▼

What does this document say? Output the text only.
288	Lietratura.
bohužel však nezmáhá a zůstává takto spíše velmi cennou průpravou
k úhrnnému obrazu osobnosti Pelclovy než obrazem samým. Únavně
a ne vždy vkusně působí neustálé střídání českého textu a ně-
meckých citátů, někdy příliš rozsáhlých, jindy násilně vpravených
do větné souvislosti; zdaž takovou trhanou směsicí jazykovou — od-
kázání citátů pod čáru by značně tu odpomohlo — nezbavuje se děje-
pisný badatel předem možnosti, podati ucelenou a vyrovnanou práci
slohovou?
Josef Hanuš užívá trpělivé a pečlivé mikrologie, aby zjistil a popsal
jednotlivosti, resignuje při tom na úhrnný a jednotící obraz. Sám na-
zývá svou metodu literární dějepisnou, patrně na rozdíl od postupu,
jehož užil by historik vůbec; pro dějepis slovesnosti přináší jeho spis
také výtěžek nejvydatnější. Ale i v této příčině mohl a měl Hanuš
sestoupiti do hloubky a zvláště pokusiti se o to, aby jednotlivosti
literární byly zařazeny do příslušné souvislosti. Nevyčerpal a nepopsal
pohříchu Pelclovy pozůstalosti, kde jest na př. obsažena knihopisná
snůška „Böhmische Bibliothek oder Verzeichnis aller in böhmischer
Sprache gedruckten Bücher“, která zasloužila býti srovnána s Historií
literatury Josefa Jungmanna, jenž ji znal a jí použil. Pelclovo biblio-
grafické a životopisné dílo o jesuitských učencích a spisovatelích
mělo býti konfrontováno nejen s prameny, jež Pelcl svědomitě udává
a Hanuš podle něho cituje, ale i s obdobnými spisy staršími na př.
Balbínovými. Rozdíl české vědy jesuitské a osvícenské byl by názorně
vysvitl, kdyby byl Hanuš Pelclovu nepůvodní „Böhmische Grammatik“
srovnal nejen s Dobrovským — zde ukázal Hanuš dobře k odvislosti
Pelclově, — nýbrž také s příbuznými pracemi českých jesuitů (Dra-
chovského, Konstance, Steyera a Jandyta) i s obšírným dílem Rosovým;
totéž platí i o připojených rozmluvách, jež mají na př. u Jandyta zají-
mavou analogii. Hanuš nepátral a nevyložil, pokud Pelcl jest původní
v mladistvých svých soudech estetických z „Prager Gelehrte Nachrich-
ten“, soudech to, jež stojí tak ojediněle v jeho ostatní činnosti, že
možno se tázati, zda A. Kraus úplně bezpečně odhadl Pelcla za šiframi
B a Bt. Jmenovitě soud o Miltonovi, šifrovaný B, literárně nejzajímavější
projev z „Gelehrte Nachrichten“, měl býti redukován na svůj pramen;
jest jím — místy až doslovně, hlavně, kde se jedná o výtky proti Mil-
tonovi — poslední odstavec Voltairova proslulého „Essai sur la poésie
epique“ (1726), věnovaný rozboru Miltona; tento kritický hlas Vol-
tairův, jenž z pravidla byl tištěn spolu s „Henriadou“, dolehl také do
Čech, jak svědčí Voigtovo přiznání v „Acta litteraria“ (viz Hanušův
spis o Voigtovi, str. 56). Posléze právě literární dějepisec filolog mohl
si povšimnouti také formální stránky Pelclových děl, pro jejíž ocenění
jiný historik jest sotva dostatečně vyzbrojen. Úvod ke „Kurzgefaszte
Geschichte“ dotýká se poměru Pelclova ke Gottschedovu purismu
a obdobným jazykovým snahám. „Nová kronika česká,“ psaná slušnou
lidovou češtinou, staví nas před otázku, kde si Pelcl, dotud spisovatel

▲

## Short problem
The listing above must be transcribed exactly, line by line.

## Result for this task
What does this document say? Output the text only.
288	Lietratura.
bohužel však nezmáhá a zůstává takto spíše velmi cennou průpravou
k úhrnnému obrazu osobnosti Pelclovy než obrazem samým. Únavně
a ne vždy vkusně působí neustálé střídání českého textu a ně-
meckých citátů, někdy příliš rozsáhlých, jindy násilně vpravených
do větné souvislosti; zdaž takovou trhanou směsicí jazykovou — od-
kázání citátů pod čáru by značně tu odpomohlo — nezbavuje se děje-
pisný badatel předem možnosti, podati ucelenou a vyrovnanou práci
slohovou?
Josef Hanuš užívá trpělivé a pečlivé mikrologie, aby zjistil a popsal
jednotlivosti, resignuje při tom na úhrnný a jednotící obraz. Sám na-
zývá svou metodu literární dějepisnou, patrně na rozdíl od postupu,
jehož užil by historik vůbec; pro dějepis slovesnosti přináší jeho spis
také výtěžek nejvydatnější. Ale i v této příčině mohl a měl Hanuš
sestoupiti do hloubky a zvláště pokusiti se o to, aby jednotlivosti
literární byly zařazeny do příslušné souvislosti. Nevyčerpal a nepopsal
pohříchu Pelclovy pozůstalosti, kde jest na př. obsažena knihopisná
snůška „Böhmische Bibliothek oder Verzeichnis aller in böhmischer
Sprache gedruckten Bücher“, která zasloužila býti srovnána s Historií
literatury Josefa Jungmanna, jenž ji znal a jí použil. Pelclovo biblio-
grafické a životopisné dílo o jesuitských učencích a spisovatelích
mělo býti konfrontováno nejen s prameny, jež Pelcl svědomitě udává
a Hanuš podle něho cituje, ale i s obdobnými spisy staršími na př.
Balbínovými. Rozdíl české vědy jesuitské a osvícenské byl by názorně
vysvitl, kdyby byl Hanuš Pelclovu nepůvodní „Böhmische Grammatik“
srovnal nejen s Dobrovským — zde ukázal Hanuš dobře k odvislosti
Pelclově, — nýbrž také s příbuznými pracemi českých jesuitů (Dra-
chovského, Konstance, Steyera a Jandyta) i s obšírným dílem Rosovým;
totéž platí i o připojených rozmluvách, jež mají na př. u Jandyta zají-
mavou analogii. Hanuš nepátral a nevyložil, pokud Pelcl jest původní
v mladistvých svých soudech estetických z „Prager Gelehrte Nachrich-
ten“, soudech to, jež stojí tak ojediněle v jeho ostatní činnosti, že
možno se tázati, zda A. Kraus úplně bezpečně odhadl Pelcla za šiframi
B a Bt. Jmenovitě soud o Miltonovi, šifrovaný B, literárně nejzajímavější
projev z „Gelehrte Nachrichten“, měl býti redukován na svůj pramen;
jest jím — místy až doslovně, hlavně, kde se jedná o výtky proti Mil-
tonovi — poslední odstavec Voltairova proslulého „Essai sur la poésie
epique“ (1726), věnovaný rozboru Miltona; tento kritický hlas Vol-
tairův, jenž z pravidla byl tištěn spolu s „Henriadou“, dolehl také do
Čech, jak svědčí Voigtovo přiznání v „Acta litteraria“ (viz Hanušův
spis o Voigtovi, str. 56). Posléze právě literární dějepisec filolog mohl
si povšimnouti také formální stránky Pelclových děl, pro jejíž ocenění
jiný historik jest sotva dostatečně vyzbrojen. Úvod ke „Kurzgefaszte
Geschichte“ dotýká se poměru Pelclova ke Gottschedovu purismu
a obdobným jazykovým snahám. „Nová kronika česká,“ psaná slušnou
lidovou češtinou, staví nas před otázku, kde si Pelcl, dotud spisovatel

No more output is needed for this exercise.